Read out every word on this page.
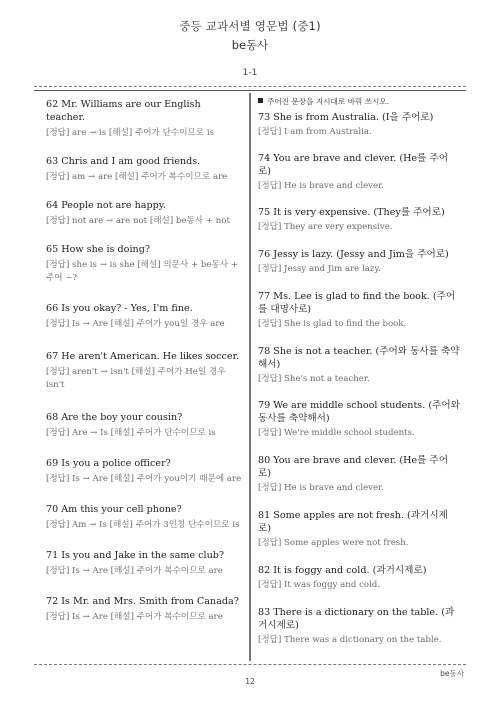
중등 교과서별 영문법 (중1)
be동사
1-1
62 Mr. Williams are our English teacher.
[정답] are → is [해설] 주어가 단수이므로 is
63 Chris and I am good friends.
[정답] am → are [해설] 주어가 복수이므로 are
64 People not are happy.
[정답] not are → are not [해설] be동사 + not
65 How she is doing?
[정답] she is → is she [해설] 의문사 + be동사 + 주어 ~?
66 Is you okay? - Yes, I'm fine.
[정답] Is → Are [해설] 주어가 you일 경우 are
67 He aren't American. He likes soccer.
[정답] aren't → isn't [해설] 주어가 He일 경우 isn't
68 Are the boy your cousin?
[정답] Are → Is [해설] 주어가 단수이므로 is
69 Is you a police officer?
[정답] Is → Are [해설] 주어가 you이기 때문에 are
70 Am this your cell phone?
[정답] Am → Is [해설] 주어가 3인칭 단수이므로 is
71 Is you and Jake in the same club?
[정답] Is → Are [해설] 주어가 복수이므로 are
72 Is Mr. and Mrs. Smith from Canada?
[정답] Is → Are [해설] 주어가 복수이므로 are
주어진 문장을 지시대로 바꿔 쓰시오.
73 She is from Australia. (I을 주어로)
[정답] I am from Australia.
74 You are brave and clever. (He를 주어로)
[정답] He is brave and clever.
75 It is very expensive. (They를 주어로)
[정답] They are very expensive.
76 Jessy is lazy. (Jessy and Jim을 주어로)
[정답] Jessy and Jim are lazy.
77 Ms. Lee is glad to find the book. (주어를 대명사로)
[정답] She is glad to find the book.
78 She is not a teacher. (주어와 동사를 축약해서)
[정답] She's not a teacher.
79 We are middle school students. (주어와 동사를 축약해서)
[정답] We're middle school students.
80 You are brave and clever. (He를 주어로)
[정답] He is brave and clever.
81 Some apples are not fresh. (과거시제로)
[정답] Some apples were not fresh.
82 It is foggy and cold. (과거시제로)
[정답] It was foggy and cold.
83 There is a dictionary on the table. (과거시제로)
[정답] There was a dictionary on the table.
be동사
12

□ □ □ □

*OBJECTIVE:* Pull every line containing "glad" out of the data above.

*EXERCISE SOLUTION:*
77 Ms. Lee is glad to find the book. (주어를 대명사로)
[정답] She is glad to find the book.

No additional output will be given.